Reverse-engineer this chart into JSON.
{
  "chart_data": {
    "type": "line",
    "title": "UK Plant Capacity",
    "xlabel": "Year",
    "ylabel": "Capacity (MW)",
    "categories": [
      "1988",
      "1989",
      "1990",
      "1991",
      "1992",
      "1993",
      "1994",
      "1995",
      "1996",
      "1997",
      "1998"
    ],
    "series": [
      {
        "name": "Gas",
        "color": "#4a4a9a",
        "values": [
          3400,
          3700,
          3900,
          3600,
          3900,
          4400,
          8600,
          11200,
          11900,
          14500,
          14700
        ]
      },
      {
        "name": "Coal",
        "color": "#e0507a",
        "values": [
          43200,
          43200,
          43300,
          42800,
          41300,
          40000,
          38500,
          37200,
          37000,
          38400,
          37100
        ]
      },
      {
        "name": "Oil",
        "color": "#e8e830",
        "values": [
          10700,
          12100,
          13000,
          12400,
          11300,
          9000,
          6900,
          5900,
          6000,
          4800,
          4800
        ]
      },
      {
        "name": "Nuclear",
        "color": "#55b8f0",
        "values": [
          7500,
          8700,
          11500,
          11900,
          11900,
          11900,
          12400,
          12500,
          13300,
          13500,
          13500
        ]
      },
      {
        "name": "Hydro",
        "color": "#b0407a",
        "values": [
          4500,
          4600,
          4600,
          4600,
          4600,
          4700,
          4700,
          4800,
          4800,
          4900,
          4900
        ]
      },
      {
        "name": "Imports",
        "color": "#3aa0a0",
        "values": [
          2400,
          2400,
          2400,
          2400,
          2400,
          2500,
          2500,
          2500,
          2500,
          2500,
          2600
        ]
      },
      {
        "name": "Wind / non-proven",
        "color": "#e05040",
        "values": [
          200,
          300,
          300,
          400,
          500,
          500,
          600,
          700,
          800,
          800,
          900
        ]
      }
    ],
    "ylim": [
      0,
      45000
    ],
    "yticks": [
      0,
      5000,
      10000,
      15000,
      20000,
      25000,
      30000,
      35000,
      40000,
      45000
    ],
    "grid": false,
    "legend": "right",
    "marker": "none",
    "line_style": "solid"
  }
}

## Task statement
All lines that include "name" are to be gathered and copied.

## Complete output
        "name": "Gas",
        "name": "Coal",
        "name": "Oil",
        "name": "Nuclear",
        "name": "Hydro",
        "name": "Imports",
        "name": "Wind / non-proven",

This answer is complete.